EXERCISE DIRECTIONS »
Without omitting anything, return the records precisely as given.

Dataset rows about figures »
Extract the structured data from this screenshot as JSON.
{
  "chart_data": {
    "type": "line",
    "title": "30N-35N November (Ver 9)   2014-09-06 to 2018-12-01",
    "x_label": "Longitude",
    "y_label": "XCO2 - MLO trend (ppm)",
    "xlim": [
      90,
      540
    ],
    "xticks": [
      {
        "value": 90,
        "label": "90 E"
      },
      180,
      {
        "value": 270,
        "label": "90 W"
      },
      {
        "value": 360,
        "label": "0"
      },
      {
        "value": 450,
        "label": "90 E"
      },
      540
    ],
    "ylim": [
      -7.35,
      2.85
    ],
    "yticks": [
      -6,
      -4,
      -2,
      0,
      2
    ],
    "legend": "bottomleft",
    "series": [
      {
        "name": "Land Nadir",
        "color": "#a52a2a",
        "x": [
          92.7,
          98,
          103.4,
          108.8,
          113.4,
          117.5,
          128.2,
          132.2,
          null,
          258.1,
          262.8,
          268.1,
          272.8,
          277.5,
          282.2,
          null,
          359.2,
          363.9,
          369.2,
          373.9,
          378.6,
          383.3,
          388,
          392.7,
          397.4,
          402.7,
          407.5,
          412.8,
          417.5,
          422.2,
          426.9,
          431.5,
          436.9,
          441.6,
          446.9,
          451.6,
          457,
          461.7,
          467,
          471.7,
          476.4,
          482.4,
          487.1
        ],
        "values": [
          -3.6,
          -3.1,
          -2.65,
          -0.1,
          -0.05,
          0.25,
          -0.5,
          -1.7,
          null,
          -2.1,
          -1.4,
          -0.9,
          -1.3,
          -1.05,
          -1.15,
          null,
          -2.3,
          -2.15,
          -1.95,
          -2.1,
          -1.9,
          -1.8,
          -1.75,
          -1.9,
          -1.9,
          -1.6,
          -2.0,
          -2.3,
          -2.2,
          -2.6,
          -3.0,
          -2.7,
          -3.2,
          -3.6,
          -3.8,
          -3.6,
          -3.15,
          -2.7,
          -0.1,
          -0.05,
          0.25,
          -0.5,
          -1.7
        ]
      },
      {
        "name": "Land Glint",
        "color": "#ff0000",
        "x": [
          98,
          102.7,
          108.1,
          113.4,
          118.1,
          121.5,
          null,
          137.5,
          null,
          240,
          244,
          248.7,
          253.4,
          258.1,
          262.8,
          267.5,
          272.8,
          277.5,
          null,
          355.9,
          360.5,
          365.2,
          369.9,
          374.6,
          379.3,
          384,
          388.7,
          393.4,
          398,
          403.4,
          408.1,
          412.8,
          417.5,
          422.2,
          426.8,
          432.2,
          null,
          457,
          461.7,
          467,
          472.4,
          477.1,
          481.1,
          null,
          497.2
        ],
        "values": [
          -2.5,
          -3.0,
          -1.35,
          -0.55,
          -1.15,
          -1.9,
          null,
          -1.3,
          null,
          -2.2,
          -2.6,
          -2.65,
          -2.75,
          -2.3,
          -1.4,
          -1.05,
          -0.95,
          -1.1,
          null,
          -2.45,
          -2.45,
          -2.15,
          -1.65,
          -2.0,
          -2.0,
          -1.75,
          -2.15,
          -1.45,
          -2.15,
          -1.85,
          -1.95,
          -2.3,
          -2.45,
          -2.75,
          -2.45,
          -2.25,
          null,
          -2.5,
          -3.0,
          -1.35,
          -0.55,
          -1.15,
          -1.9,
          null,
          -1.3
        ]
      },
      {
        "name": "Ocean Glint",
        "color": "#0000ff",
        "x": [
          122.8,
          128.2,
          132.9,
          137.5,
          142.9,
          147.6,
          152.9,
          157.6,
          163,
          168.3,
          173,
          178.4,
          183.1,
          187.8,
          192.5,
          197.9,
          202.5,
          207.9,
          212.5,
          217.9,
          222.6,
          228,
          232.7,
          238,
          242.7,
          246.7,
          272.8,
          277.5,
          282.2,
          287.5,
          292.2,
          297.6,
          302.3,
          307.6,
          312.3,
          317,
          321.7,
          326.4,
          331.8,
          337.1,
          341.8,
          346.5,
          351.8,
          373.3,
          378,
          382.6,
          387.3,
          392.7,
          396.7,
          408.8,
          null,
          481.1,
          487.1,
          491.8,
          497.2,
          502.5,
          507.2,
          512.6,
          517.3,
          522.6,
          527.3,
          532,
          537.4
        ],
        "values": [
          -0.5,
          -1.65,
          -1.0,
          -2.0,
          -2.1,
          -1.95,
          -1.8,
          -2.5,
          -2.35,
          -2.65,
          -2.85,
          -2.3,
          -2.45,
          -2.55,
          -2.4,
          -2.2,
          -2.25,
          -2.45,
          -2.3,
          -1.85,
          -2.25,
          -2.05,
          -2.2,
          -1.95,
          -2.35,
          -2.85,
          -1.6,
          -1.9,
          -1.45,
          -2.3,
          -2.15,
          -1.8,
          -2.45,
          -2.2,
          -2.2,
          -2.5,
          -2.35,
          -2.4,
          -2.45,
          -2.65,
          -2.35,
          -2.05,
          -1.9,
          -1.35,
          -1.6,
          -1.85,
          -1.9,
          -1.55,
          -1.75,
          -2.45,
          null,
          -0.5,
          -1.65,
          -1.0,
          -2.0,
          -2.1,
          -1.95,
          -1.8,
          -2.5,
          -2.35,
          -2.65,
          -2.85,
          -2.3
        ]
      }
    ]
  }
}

SOLUTION TO THIS EXERCISE »
Extract the structured data from this screenshot as JSON.
{
  "chart_data": {
    "type": "line",
    "title": "30N-35N November (Ver 9)   2014-09-06 to 2018-12-01",
    "x_label": "Longitude",
    "y_label": "XCO2 - MLO trend (ppm)",
    "xlim": [
      90,
      540
    ],
    "xticks": [
      {
        "value": 90,
        "label": "90 E"
      },
      180,
      {
        "value": 270,
        "label": "90 W"
      },
      {
        "value": 360,
        "label": "0"
      },
      {
        "value": 450,
        "label": "90 E"
      },
      540
    ],
    "ylim": [
      -7.35,
      2.85
    ],
    "yticks": [
      -6,
      -4,
      -2,
      0,
      2
    ],
    "legend": "bottomleft",
    "series": [
      {
        "name": "Land Nadir",
        "color": "#a52a2a",
        "x": [
          92.7,
          98,
          103.4,
          108.8,
          113.4,
          117.5,
          128.2,
          132.2,
          null,
          258.1,
          262.8,
          268.1,
          272.8,
          277.5,
          282.2,
          null,
          359.2,
          363.9,
          369.2,
          373.9,
          378.6,
          383.3,
          388,
          392.7,
          397.4,
          402.7,
          407.5,
          412.8,
          417.5,
          422.2,
          426.9,
          431.5,
          436.9,
          441.6,
          446.9,
          451.6,
          457,
          461.7,
          467,
          471.7,
          476.4,
          482.4,
          487.1
        ],
        "values": [
          -3.6,
          -3.1,
          -2.65,
          -0.1,
          -0.05,
          0.25,
          -0.5,
          -1.7,
          null,
          -2.1,
          -1.4,
          -0.9,
          -1.3,
          -1.05,
          -1.15,
          null,
          -2.3,
          -2.15,
          -1.95,
          -2.1,
          -1.9,
          -1.8,
          -1.75,
          -1.9,
          -1.9,
          -1.6,
          -2.0,
          -2.3,
          -2.2,
          -2.6,
          -3.0,
          -2.7,
          -3.2,
          -3.6,
          -3.8,
          -3.6,
          -3.15,
          -2.7,
          -0.1,
          -0.05,
          0.25,
          -0.5,
          -1.7
        ]
      },
      {
        "name": "Land Glint",
        "color": "#ff0000",
        "x": [
          98,
          102.7,
          108.1,
          113.4,
          118.1,
          121.5,
          null,
          137.5,
          null,
          240,
          244,
          248.7,
          253.4,
          258.1,
          262.8,
          267.5,
          272.8,
          277.5,
          null,
          355.9,
          360.5,
          365.2,
          369.9,
          374.6,
          379.3,
          384,
          388.7,
          393.4,
          398,
          403.4,
          408.1,
          412.8,
          417.5,
          422.2,
          426.8,
          432.2,
          null,
          457,
          461.7,
          467,
          472.4,
          477.1,
          481.1,
          null,
          497.2
        ],
        "values": [
          -2.5,
          -3.0,
          -1.35,
          -0.55,
          -1.15,
          -1.9,
          null,
          -1.3,
          null,
          -2.2,
          -2.6,
          -2.65,
          -2.75,
          -2.3,
          -1.4,
          -1.05,
          -0.95,
          -1.1,
          null,
          -2.45,
          -2.45,
          -2.15,
          -1.65,
          -2.0,
          -2.0,
          -1.75,
          -2.15,
          -1.45,
          -2.15,
          -1.85,
          -1.95,
          -2.3,
          -2.45,
          -2.75,
          -2.45,
          -2.25,
          null,
          -2.5,
          -3.0,
          -1.35,
          -0.55,
          -1.15,
          -1.9,
          null,
          -1.3
        ]
      },
      {
        "name": "Ocean Glint",
        "color": "#0000ff",
        "x": [
          122.8,
          128.2,
          132.9,
          137.5,
          142.9,
          147.6,
          152.9,
          157.6,
          163,
          168.3,
          173,
          178.4,
          183.1,
          187.8,
          192.5,
          197.9,
          202.5,
          207.9,
          212.5,
          217.9,
          222.6,
          228,
          232.7,
          238,
          242.7,
          246.7,
          272.8,
          277.5,
          282.2,
          287.5,
          292.2,
          297.6,
          302.3,
          307.6,
          312.3,
          317,
          321.7,
          326.4,
          331.8,
          337.1,
          341.8,
          346.5,
          351.8,
          373.3,
          378,
          382.6,
          387.3,
          392.7,
          396.7,
          408.8,
          null,
          481.1,
          487.1,
          491.8,
          497.2,
          502.5,
          507.2,
          512.6,
          517.3,
          522.6,
          527.3,
          532,
          537.4
        ],
        "values": [
          -0.5,
          -1.65,
          -1.0,
          -2.0,
          -2.1,
          -1.95,
          -1.8,
          -2.5,
          -2.35,
          -2.65,
          -2.85,
          -2.3,
          -2.45,
          -2.55,
          -2.4,
          -2.2,
          -2.25,
          -2.45,
          -2.3,
          -1.85,
          -2.25,
          -2.05,
          -2.2,
          -1.95,
          -2.35,
          -2.85,
          -1.6,
          -1.9,
          -1.45,
          -2.3,
          -2.15,
          -1.8,
          -2.45,
          -2.2,
          -2.2,
          -2.5,
          -2.35,
          -2.4,
          -2.45,
          -2.65,
          -2.35,
          -2.05,
          -1.9,
          -1.35,
          -1.6,
          -1.85,
          -1.9,
          -1.55,
          -1.75,
          -2.45,
          null,
          -0.5,
          -1.65,
          -1.0,
          -2.0,
          -2.1,
          -1.95,
          -1.8,
          -2.5,
          -2.35,
          -2.65,
          -2.85,
          -2.3
        ]
      }
    ]
  }
}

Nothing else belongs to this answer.